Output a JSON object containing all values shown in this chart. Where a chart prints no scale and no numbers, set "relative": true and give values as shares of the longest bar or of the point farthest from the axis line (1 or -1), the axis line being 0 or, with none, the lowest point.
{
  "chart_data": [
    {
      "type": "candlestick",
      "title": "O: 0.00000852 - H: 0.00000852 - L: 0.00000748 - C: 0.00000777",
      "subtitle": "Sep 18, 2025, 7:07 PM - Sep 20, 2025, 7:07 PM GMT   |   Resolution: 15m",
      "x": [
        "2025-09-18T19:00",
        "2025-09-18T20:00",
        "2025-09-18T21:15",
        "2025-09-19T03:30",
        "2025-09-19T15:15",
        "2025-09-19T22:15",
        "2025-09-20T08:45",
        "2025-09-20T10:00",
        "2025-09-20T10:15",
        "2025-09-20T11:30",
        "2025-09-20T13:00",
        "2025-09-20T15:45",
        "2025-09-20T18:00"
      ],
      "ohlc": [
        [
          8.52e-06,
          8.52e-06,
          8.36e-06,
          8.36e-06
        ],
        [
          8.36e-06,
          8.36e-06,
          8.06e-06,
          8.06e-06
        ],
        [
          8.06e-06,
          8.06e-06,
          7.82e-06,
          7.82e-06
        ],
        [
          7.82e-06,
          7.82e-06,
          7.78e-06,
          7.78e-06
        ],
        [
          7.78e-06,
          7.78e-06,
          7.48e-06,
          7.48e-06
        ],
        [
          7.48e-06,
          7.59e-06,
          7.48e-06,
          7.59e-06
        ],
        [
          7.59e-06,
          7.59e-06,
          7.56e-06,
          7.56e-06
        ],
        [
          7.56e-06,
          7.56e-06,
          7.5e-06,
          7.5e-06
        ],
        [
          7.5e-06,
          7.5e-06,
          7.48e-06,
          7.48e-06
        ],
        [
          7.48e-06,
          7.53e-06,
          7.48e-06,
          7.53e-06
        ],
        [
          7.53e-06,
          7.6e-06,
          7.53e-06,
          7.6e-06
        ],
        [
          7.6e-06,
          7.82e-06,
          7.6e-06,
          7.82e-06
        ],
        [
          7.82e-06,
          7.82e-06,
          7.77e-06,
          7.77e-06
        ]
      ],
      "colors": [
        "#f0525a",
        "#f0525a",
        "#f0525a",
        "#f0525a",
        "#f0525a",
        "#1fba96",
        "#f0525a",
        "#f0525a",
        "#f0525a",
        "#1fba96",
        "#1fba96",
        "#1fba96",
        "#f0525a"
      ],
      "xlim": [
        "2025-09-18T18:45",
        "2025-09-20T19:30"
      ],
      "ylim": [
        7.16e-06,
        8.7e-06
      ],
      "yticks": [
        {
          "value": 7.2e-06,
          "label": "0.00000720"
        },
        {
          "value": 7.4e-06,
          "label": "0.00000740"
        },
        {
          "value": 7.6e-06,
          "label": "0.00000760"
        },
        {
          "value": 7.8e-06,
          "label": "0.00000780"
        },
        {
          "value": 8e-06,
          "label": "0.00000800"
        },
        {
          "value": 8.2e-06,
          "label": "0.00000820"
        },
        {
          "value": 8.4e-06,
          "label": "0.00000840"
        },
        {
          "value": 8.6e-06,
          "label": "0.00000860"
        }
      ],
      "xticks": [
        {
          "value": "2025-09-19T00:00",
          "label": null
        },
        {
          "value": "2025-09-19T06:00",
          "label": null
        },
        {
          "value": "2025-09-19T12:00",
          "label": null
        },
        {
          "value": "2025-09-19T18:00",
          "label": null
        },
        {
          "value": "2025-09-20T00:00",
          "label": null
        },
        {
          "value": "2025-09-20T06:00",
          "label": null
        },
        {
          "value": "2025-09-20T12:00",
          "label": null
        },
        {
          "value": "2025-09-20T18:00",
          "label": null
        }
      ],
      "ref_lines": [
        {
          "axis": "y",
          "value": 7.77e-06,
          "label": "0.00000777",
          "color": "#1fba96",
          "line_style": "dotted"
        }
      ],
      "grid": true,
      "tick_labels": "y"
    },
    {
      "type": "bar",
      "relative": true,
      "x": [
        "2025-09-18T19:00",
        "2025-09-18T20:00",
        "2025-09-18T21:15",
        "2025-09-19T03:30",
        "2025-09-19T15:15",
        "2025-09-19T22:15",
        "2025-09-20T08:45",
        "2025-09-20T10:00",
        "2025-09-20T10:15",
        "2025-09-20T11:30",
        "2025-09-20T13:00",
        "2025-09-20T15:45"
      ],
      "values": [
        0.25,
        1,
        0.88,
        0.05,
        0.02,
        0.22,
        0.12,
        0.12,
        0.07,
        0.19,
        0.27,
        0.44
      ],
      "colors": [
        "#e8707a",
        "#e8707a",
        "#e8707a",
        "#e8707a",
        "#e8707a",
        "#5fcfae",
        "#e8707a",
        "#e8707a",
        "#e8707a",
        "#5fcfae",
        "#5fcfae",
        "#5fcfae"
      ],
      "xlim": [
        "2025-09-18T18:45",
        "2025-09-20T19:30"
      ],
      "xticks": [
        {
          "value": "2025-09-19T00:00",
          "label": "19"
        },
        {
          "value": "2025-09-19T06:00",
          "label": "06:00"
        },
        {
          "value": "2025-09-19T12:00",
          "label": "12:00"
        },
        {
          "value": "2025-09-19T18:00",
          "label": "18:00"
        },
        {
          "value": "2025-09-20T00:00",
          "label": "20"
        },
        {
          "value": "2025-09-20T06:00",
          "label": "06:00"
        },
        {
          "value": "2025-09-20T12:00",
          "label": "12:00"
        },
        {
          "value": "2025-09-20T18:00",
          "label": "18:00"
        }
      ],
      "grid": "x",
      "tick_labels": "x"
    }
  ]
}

# # # #

What is the number of lines holding the word "values"? State it alone.

Task answer: 2